### WHAT IS REQUIRED
Work through the data line by line, gathering every line that has the word "this".

### INPUT DATA
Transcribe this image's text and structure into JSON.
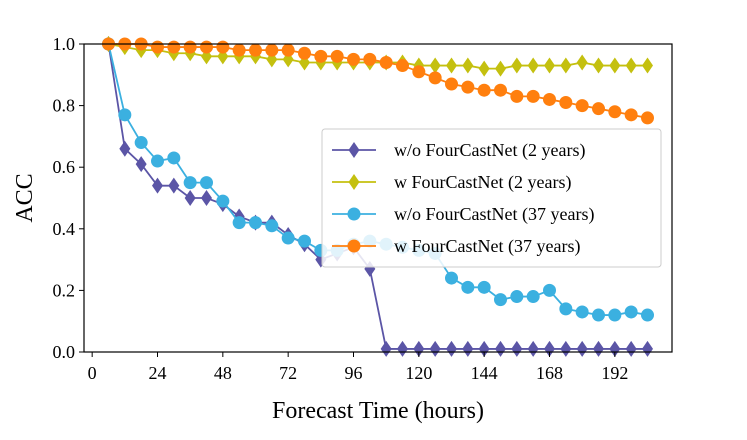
{
  "chart_data": {
    "type": "line",
    "title": "",
    "xlabel": "Forecast Time (hours)",
    "ylabel": "ACC",
    "xlim": [
      -3,
      213
    ],
    "ylim": [
      0,
      1
    ],
    "xticks": [
      0,
      24,
      48,
      72,
      96,
      120,
      144,
      168,
      192
    ],
    "yticks": [
      0.0,
      0.2,
      0.4,
      0.6,
      0.8,
      1.0
    ],
    "ytick_labels": [
      "0.0",
      "0.2",
      "0.4",
      "0.6",
      "0.8",
      "1.0"
    ],
    "legend_position": "center-right",
    "x": [
      6,
      12,
      18,
      24,
      30,
      36,
      42,
      48,
      54,
      60,
      66,
      72,
      78,
      84,
      90,
      96,
      102,
      108,
      114,
      120,
      126,
      132,
      138,
      144,
      150,
      156,
      162,
      168,
      174,
      180,
      186,
      192,
      198,
      204
    ],
    "series": [
      {
        "name": "w/o FourCastNet (2 years)",
        "color": "#5b55a6",
        "marker": "diamond",
        "values": [
          1.0,
          0.66,
          0.61,
          0.54,
          0.54,
          0.5,
          0.5,
          0.48,
          0.44,
          0.42,
          0.42,
          0.38,
          0.35,
          0.3,
          0.32,
          0.34,
          0.27,
          0.01,
          0.01,
          0.01,
          0.01,
          0.01,
          0.01,
          0.01,
          0.01,
          0.01,
          0.01,
          0.01,
          0.01,
          0.01,
          0.01,
          0.01,
          0.01,
          0.01
        ]
      },
      {
        "name": "w FourCastNet (2 years)",
        "color": "#c4c00f",
        "marker": "diamond",
        "values": [
          1.0,
          0.99,
          0.98,
          0.98,
          0.97,
          0.97,
          0.96,
          0.96,
          0.96,
          0.96,
          0.95,
          0.95,
          0.94,
          0.94,
          0.94,
          0.94,
          0.94,
          0.94,
          0.94,
          0.93,
          0.93,
          0.93,
          0.93,
          0.92,
          0.92,
          0.93,
          0.93,
          0.93,
          0.93,
          0.94,
          0.93,
          0.93,
          0.93,
          0.93
        ]
      },
      {
        "name": "w/o FourCastNet (37 years)",
        "color": "#3bb0e0",
        "marker": "circle",
        "values": [
          1.0,
          0.77,
          0.68,
          0.62,
          0.63,
          0.55,
          0.55,
          0.49,
          0.42,
          0.42,
          0.41,
          0.37,
          0.36,
          0.33,
          0.33,
          0.35,
          0.36,
          0.35,
          0.34,
          0.33,
          0.32,
          0.24,
          0.21,
          0.21,
          0.17,
          0.18,
          0.18,
          0.2,
          0.14,
          0.13,
          0.12,
          0.12,
          0.13,
          0.12
        ]
      },
      {
        "name": "w FourCastNet (37 years)",
        "color": "#ff7f0e",
        "marker": "circle",
        "values": [
          1.0,
          1.0,
          1.0,
          0.99,
          0.99,
          0.99,
          0.99,
          0.99,
          0.98,
          0.98,
          0.98,
          0.98,
          0.97,
          0.96,
          0.96,
          0.95,
          0.95,
          0.94,
          0.93,
          0.91,
          0.89,
          0.87,
          0.86,
          0.85,
          0.85,
          0.83,
          0.83,
          0.82,
          0.81,
          0.8,
          0.79,
          0.78,
          0.77,
          0.76
        ]
      }
    ]
  }
}
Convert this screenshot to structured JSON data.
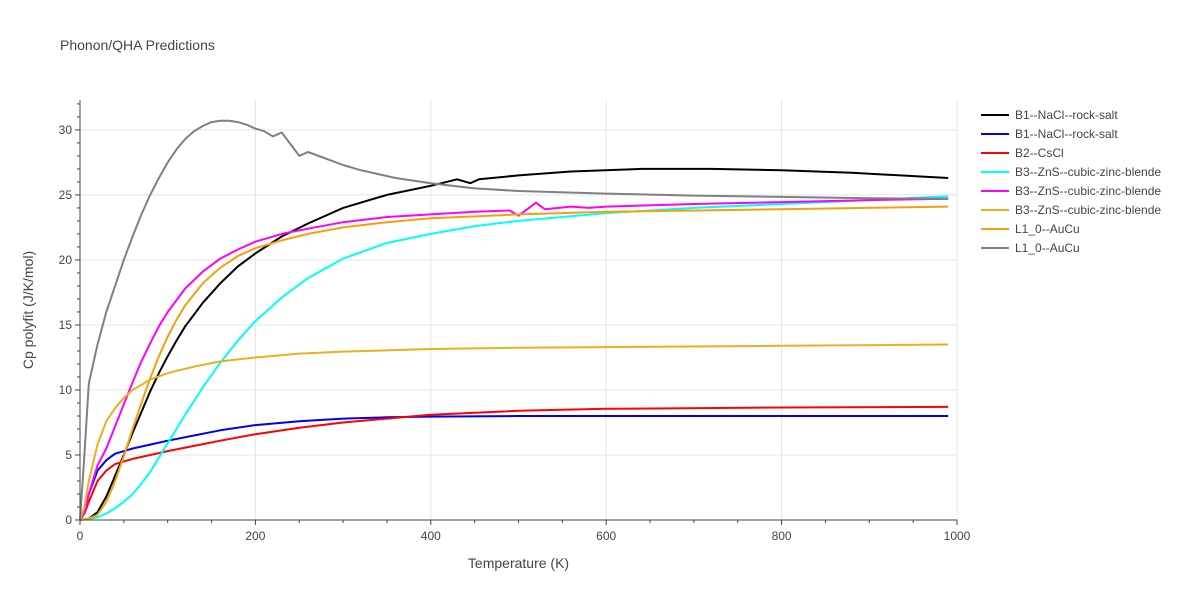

### RESULT BELOW
Transcribe this image's text and structure into JSON.
Convert this screenshot to structured JSON data.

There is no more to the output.